■ EXERCISE REQUIREMENTS
Check each line of the listing below for the word "terjadi" and say how many lines have it. Nothing else should be written.

■ RECORDS FOR THIS TASK
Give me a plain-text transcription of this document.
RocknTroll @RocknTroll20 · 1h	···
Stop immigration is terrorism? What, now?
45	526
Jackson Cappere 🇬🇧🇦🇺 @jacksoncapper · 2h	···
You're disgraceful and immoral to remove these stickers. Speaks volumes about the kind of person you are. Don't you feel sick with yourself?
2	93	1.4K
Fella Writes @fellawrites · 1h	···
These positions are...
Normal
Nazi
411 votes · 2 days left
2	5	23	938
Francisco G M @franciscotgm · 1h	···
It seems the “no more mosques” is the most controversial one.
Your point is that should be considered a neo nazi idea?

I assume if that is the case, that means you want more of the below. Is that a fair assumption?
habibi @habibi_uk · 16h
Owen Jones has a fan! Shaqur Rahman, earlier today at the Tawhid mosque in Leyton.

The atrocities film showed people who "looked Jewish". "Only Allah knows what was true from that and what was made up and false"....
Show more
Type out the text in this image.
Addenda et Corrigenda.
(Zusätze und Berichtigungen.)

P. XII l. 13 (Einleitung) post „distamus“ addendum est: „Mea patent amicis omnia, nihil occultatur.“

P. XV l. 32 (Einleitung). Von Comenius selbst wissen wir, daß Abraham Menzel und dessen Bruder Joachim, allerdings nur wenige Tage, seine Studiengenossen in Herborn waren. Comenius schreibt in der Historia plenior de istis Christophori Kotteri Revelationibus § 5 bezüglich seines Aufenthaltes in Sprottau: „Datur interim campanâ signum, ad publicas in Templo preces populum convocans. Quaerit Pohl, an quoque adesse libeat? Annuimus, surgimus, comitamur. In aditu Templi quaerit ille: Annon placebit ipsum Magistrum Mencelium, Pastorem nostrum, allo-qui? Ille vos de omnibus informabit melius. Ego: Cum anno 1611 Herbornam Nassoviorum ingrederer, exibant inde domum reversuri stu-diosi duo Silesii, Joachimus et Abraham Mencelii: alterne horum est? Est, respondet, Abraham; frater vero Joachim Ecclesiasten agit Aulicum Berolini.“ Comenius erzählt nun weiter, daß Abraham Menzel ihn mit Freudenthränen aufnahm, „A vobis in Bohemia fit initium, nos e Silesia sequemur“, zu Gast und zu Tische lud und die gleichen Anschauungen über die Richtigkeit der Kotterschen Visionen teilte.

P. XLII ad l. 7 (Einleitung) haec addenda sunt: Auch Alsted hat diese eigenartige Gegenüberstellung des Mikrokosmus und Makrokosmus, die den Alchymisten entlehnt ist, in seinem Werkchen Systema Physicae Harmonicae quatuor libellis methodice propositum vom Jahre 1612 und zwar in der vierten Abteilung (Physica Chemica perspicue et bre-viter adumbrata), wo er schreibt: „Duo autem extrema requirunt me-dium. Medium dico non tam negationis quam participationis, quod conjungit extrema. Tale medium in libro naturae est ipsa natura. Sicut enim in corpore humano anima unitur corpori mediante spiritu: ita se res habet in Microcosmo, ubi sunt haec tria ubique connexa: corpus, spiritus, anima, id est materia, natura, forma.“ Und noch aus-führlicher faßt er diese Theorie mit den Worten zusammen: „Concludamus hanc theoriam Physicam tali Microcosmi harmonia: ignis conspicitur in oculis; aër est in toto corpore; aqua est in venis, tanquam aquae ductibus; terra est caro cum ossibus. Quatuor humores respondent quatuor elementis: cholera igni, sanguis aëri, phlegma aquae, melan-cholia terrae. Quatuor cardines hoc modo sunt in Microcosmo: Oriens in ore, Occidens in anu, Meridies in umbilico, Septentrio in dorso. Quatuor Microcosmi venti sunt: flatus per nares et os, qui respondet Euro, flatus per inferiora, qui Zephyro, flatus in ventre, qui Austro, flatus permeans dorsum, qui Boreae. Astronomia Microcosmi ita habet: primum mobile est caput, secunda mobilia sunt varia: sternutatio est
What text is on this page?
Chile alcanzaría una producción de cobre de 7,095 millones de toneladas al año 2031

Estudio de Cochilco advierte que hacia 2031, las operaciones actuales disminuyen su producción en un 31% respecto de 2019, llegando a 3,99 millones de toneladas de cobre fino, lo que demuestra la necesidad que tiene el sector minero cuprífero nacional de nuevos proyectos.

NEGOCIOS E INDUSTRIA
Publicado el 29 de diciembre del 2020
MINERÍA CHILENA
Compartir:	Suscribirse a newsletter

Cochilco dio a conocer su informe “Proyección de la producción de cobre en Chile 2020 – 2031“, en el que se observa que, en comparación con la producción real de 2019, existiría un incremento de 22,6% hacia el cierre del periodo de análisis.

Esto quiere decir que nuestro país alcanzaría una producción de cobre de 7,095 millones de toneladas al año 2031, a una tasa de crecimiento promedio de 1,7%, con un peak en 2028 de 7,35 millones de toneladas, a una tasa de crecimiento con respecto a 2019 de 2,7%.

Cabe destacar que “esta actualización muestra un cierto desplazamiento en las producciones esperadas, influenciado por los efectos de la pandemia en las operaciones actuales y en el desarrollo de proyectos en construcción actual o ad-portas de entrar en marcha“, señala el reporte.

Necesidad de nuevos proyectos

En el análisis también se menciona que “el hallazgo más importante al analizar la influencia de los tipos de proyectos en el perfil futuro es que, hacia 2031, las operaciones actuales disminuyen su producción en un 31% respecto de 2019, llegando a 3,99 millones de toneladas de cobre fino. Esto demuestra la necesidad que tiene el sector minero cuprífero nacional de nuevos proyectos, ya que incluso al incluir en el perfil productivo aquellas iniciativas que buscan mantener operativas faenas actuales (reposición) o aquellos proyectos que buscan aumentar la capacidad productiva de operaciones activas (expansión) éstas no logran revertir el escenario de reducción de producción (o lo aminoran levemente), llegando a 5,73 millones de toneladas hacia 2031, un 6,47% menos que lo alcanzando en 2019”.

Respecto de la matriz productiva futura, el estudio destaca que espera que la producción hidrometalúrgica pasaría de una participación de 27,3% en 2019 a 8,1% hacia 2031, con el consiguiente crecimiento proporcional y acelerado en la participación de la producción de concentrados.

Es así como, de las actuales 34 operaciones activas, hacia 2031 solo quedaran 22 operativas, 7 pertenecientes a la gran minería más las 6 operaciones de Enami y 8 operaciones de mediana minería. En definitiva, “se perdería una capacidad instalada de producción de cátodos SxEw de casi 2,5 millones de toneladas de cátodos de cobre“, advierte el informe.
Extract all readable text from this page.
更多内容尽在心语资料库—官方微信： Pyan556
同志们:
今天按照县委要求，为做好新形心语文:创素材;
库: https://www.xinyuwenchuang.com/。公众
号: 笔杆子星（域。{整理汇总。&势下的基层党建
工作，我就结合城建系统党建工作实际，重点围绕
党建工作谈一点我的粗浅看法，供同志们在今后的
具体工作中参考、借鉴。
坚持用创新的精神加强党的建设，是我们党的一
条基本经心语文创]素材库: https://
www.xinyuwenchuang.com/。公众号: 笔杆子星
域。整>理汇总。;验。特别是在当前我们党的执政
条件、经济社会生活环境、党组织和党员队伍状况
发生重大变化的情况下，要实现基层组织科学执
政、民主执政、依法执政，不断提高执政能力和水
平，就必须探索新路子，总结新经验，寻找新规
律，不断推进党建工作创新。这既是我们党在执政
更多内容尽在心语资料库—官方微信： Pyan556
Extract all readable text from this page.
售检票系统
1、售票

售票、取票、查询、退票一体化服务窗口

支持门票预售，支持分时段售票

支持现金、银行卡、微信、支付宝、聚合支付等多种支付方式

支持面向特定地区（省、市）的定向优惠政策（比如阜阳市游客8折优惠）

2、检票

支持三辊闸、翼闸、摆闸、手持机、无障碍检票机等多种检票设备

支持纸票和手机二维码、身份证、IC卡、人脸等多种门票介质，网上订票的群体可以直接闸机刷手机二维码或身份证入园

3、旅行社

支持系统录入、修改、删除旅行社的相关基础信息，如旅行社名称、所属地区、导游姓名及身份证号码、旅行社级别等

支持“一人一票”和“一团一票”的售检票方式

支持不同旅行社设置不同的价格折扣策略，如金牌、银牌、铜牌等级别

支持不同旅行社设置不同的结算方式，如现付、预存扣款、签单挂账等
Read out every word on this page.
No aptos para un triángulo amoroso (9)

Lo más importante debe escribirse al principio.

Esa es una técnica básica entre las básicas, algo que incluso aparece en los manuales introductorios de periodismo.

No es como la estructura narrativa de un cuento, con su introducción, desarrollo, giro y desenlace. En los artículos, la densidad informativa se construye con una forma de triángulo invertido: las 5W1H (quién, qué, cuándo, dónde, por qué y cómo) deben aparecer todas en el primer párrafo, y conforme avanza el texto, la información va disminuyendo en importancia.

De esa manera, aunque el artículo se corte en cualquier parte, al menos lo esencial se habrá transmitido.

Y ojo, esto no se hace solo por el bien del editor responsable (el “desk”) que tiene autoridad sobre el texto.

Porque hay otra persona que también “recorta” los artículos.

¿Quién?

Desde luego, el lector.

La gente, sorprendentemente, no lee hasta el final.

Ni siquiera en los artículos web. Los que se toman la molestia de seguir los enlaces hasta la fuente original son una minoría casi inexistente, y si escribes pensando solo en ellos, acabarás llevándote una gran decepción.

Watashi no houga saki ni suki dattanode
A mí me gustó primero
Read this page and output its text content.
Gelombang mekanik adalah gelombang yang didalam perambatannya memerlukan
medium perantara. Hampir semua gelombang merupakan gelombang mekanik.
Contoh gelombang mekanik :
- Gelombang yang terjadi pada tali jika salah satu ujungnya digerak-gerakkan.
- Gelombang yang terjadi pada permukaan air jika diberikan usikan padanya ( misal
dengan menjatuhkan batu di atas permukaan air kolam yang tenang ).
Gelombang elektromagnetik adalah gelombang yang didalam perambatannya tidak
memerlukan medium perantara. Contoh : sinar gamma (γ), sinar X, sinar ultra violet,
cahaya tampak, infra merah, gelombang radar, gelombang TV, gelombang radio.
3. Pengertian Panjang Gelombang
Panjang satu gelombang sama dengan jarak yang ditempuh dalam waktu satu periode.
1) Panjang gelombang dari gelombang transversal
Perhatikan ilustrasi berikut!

■ TASK SOLUTION
2